:: Data to use

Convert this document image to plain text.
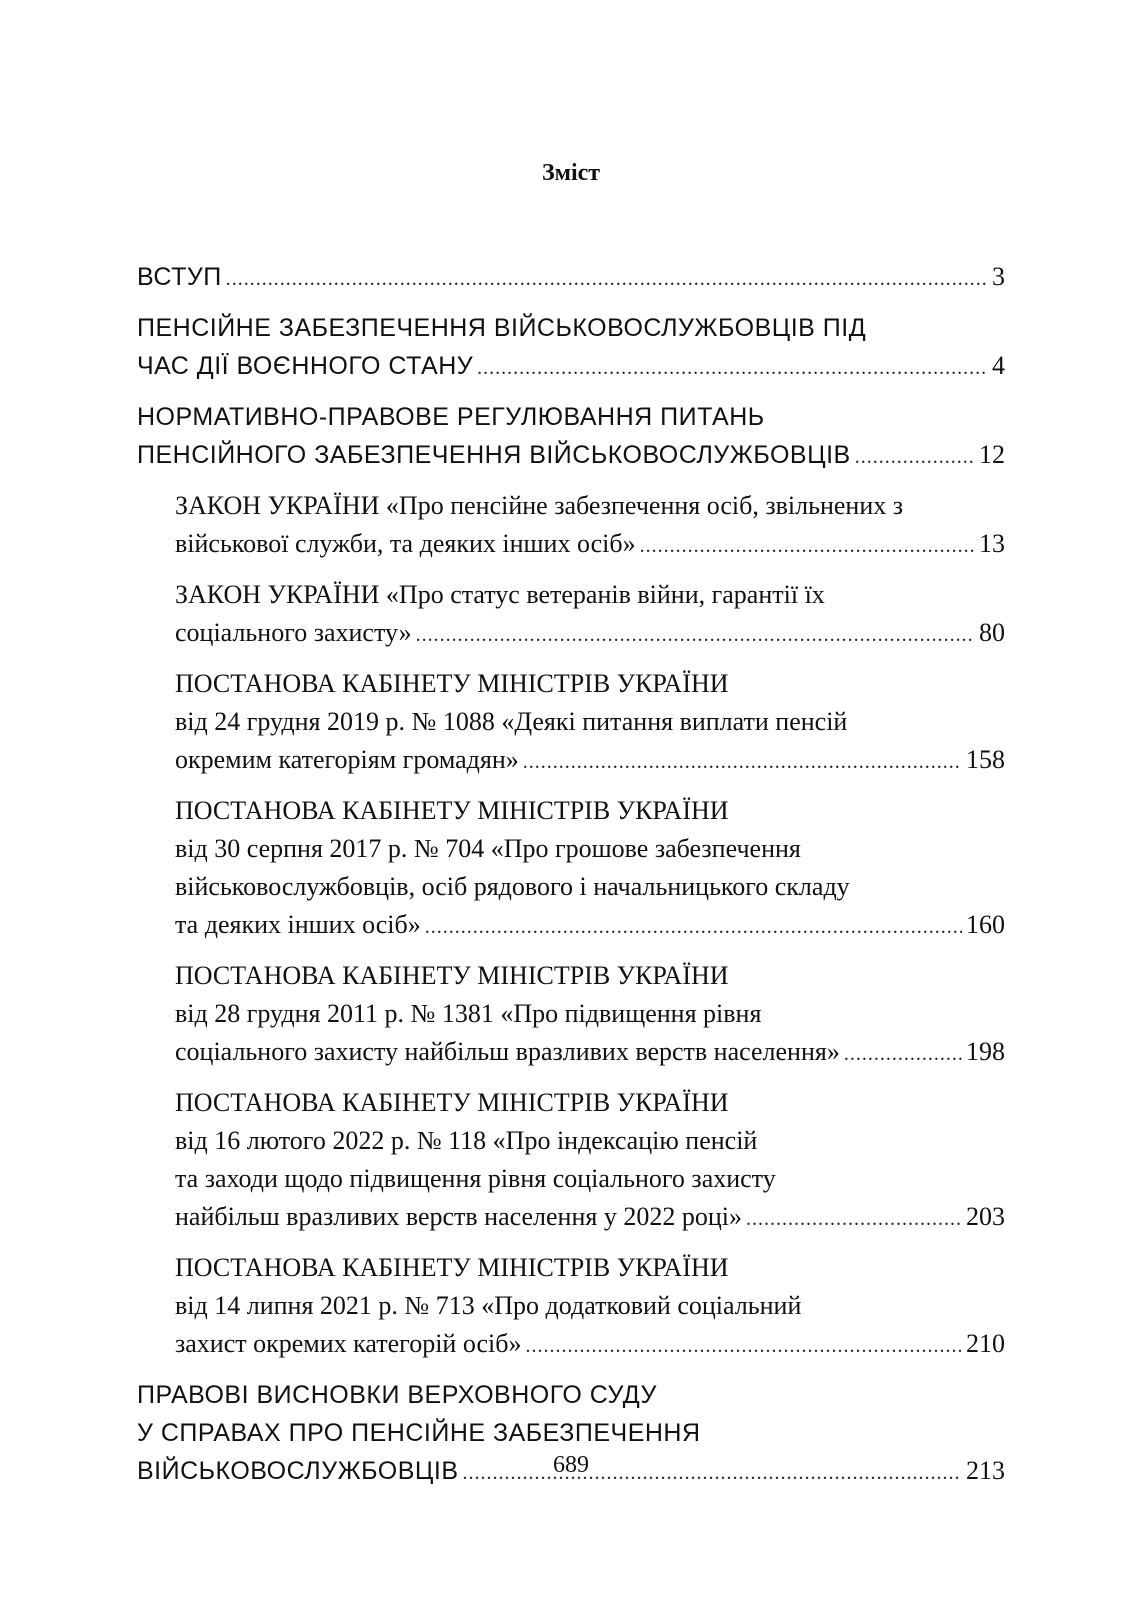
Зміст
ВСТУП .....	3
ПЕНСІЙНЕ ЗАБЕЗПЕЧЕННЯ ВІЙСЬКОВОСЛУЖБОВЦІВ ПІД
ЧАС ДІЇ ВОЄННОГО СТАНУ .....	4
НОРМАТИВНО-ПРАВОВЕ РЕГУЛЮВАННЯ ПИТАНЬ
ПЕНСІЙНОГО ЗАБЕЗПЕЧЕННЯ ВІЙСЬКОВОСЛУЖБОВЦІВ .....	12
ЗАКОН УКРАЇНИ «Про пенсійне забезпечення осіб, звільнених з
військової служби, та деяких інших осіб» .....	13
ЗАКОН УКРАЇНИ «Про статус ветеранів війни, гарантії їх
соціального захисту» .....	80
ПОСТАНОВА КАБІНЕТУ МІНІСТРІВ УКРАЇНИ
від 24 грудня 2019 р. № 1088 «Деякі питання виплати пенсій
окремим категоріям громадян» .....	158
ПОСТАНОВА КАБІНЕТУ МІНІСТРІВ УКРАЇНИ
від 30 серпня 2017 р. № 704 «Про грошове забезпечення
військовослужбовців, осіб рядового і начальницького складу
та деяких інших осіб» .....	160
ПОСТАНОВА КАБІНЕТУ МІНІСТРІВ УКРАЇНИ
від 28 грудня 2011 р. № 1381 «Про підвищення рівня
соціального захисту найбільш вразливих верств населення» .....	198
ПОСТАНОВА КАБІНЕТУ МІНІСТРІВ УКРАЇНИ
від 16 лютого 2022 р. № 118 «Про індексацію пенсій
та заходи щодо підвищення рівня соціального захисту
найбільш вразливих верств населення у 2022 році» .....	203
ПОСТАНОВА КАБІНЕТУ МІНІСТРІВ УКРАЇНИ
від 14 липня 2021 р. № 713 «Про додатковий соціальний
захист окремих категорій осіб» .....	210
ПРАВОВІ ВИСНОВКИ ВЕРХОВНОГО СУДУ
У СПРАВАХ ПРО ПЕНСІЙНЕ ЗАБЕЗПЕЧЕННЯ
ВІЙСЬКОВОСЛУЖБОВЦІВ .....	213
689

::::

# Written request:
Examine the records and pull out every line where the string "інших" occurs.

# Result of the exercise:
військової служби, та деяких інших осіб» .....	13
та деяких інших осіб» .....	160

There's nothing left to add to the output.